====== INFORMATION GIVEN ======

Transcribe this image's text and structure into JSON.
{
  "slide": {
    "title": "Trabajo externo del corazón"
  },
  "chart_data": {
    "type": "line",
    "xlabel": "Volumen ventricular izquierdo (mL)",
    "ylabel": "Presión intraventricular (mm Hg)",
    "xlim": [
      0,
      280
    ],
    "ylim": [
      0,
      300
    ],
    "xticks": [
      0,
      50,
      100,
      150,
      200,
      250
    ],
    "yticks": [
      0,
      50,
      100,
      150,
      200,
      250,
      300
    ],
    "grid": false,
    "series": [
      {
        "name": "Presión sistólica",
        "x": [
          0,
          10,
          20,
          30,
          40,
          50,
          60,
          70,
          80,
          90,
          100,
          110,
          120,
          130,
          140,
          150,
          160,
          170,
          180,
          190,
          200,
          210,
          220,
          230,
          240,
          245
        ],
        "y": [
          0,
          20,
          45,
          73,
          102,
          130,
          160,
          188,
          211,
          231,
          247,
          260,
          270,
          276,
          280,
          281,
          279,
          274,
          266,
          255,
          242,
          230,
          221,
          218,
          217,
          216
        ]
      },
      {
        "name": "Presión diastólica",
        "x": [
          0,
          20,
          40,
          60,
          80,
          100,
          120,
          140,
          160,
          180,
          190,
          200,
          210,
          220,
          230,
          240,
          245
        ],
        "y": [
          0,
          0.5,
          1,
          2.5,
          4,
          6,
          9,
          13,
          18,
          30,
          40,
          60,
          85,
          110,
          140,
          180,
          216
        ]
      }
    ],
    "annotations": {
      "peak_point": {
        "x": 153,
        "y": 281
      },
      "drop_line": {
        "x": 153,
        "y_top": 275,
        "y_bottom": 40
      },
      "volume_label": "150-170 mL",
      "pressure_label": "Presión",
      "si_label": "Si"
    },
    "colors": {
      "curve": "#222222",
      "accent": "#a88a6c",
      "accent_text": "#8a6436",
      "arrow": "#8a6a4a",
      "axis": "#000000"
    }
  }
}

======

Go through the listing above and restate it word for word.

**CORRECT RESPONSE:**
Transcribe this image's text and structure into JSON.
{
  "slide": {
    "title": "Trabajo externo del corazón"
  },
  "chart_data": {
    "type": "line",
    "xlabel": "Volumen ventricular izquierdo (mL)",
    "ylabel": "Presión intraventricular (mm Hg)",
    "xlim": [
      0,
      280
    ],
    "ylim": [
      0,
      300
    ],
    "xticks": [
      0,
      50,
      100,
      150,
      200,
      250
    ],
    "yticks": [
      0,
      50,
      100,
      150,
      200,
      250,
      300
    ],
    "grid": false,
    "series": [
      {
        "name": "Presión sistólica",
        "x": [
          0,
          10,
          20,
          30,
          40,
          50,
          60,
          70,
          80,
          90,
          100,
          110,
          120,
          130,
          140,
          150,
          160,
          170,
          180,
          190,
          200,
          210,
          220,
          230,
          240,
          245
        ],
        "y": [
          0,
          20,
          45,
          73,
          102,
          130,
          160,
          188,
          211,
          231,
          247,
          260,
          270,
          276,
          280,
          281,
          279,
          274,
          266,
          255,
          242,
          230,
          221,
          218,
          217,
          216
        ]
      },
      {
        "name": "Presión diastólica",
        "x": [
          0,
          20,
          40,
          60,
          80,
          100,
          120,
          140,
          160,
          180,
          190,
          200,
          210,
          220,
          230,
          240,
          245
        ],
        "y": [
          0,
          0.5,
          1,
          2.5,
          4,
          6,
          9,
          13,
          18,
          30,
          40,
          60,
          85,
          110,
          140,
          180,
          216
        ]
      }
    ],
    "annotations": {
      "peak_point": {
        "x": 153,
        "y": 281
      },
      "drop_line": {
        "x": 153,
        "y_top": 275,
        "y_bottom": 40
      },
      "volume_label": "150-170 mL",
      "pressure_label": "Presión",
      "si_label": "Si"
    },
    "colors": {
      "curve": "#222222",
      "accent": "#a88a6c",
      "accent_text": "#8a6436",
      "arrow": "#8a6a4a",
      "axis": "#000000"
    }
  }
}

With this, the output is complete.